■ What to produce
Search the data for the word "Beaverdam". Reproduce every line where it is found.

(Part of a data file)
★ ★ ★ ★ ★
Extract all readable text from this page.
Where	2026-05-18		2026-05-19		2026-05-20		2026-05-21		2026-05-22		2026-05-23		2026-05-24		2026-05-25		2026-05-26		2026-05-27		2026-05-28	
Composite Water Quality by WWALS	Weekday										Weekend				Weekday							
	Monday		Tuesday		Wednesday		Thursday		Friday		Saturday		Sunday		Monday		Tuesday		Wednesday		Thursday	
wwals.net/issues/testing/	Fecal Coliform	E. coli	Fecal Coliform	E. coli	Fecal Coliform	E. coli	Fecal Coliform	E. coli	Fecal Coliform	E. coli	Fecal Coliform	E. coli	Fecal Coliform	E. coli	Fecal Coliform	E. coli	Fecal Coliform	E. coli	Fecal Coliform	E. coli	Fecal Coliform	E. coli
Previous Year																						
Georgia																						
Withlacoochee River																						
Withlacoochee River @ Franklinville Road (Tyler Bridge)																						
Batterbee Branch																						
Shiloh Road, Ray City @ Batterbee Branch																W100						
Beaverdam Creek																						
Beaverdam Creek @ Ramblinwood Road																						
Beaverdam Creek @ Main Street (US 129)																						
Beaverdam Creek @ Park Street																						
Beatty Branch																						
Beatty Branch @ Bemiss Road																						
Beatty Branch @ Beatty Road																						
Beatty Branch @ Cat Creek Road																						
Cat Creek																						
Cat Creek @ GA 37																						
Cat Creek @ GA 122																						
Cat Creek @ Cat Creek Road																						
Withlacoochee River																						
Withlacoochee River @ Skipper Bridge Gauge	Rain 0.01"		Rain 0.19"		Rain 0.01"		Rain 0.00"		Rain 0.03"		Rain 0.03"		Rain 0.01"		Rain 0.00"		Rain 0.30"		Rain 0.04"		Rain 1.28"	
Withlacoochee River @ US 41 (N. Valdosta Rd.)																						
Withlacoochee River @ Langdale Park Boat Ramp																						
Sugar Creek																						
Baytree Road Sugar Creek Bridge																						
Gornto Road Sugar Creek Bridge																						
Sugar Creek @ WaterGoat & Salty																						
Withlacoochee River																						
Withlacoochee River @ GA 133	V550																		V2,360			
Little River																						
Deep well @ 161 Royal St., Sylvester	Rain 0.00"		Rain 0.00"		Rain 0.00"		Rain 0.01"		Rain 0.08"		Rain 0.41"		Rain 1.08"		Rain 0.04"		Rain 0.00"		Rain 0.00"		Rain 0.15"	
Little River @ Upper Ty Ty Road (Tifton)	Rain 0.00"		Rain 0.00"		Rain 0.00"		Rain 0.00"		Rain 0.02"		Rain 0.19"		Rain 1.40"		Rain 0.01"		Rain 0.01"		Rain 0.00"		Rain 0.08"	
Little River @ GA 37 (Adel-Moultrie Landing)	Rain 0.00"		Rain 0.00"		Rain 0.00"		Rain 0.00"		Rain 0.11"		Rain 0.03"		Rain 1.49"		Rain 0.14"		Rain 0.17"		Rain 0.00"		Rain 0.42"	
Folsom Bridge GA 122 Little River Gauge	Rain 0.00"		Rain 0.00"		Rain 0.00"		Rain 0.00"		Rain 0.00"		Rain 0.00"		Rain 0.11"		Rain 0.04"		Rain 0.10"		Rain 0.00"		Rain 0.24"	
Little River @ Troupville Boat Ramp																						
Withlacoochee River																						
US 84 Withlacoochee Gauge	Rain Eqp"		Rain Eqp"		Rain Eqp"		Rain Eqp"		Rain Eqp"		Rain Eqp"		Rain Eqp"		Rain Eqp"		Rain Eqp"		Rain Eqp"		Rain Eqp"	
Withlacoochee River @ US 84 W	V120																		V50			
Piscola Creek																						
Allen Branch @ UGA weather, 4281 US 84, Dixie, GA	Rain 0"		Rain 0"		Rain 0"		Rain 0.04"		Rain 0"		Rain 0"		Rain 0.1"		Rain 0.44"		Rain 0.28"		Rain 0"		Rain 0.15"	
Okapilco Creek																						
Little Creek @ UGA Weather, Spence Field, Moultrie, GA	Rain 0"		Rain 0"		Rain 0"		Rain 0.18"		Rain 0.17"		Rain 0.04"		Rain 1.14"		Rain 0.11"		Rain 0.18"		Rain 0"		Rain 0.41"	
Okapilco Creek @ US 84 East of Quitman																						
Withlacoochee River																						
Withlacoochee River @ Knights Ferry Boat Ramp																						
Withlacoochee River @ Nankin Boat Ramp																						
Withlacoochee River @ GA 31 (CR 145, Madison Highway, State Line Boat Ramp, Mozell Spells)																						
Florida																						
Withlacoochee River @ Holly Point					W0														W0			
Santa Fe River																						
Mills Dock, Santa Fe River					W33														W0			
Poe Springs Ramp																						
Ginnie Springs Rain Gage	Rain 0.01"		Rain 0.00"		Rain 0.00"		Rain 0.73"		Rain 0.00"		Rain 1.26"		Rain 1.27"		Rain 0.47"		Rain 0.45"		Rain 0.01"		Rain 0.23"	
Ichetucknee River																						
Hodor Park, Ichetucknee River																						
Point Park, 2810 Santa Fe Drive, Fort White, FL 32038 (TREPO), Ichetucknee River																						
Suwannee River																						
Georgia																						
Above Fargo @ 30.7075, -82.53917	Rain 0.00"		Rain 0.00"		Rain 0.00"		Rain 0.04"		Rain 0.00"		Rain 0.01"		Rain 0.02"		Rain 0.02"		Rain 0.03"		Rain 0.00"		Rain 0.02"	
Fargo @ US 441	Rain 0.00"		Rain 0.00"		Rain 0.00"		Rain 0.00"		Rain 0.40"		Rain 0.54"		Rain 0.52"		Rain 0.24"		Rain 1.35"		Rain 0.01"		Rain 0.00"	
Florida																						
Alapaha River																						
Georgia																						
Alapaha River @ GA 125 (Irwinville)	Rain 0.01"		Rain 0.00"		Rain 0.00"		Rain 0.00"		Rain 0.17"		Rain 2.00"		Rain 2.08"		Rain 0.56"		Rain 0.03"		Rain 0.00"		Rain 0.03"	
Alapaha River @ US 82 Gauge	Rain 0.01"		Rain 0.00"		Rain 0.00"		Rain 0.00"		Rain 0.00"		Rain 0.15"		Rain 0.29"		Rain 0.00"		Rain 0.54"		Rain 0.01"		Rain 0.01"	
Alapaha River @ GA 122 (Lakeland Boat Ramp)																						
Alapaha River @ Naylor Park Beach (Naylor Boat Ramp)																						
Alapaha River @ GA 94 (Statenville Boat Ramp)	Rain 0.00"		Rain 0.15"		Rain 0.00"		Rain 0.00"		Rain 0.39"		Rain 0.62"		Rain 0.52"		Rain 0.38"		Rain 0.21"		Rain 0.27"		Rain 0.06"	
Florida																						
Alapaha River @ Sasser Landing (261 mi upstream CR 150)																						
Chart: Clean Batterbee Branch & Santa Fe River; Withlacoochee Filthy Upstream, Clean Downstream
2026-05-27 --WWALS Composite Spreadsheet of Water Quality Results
★ ★ ★ ★ ★
■ Output
Beaverdam Creek																						
Beaverdam Creek @ Ramblinwood Road																						
Beaverdam Creek @ Main Street (US 129)																						
Beaverdam Creek @ Park Street																						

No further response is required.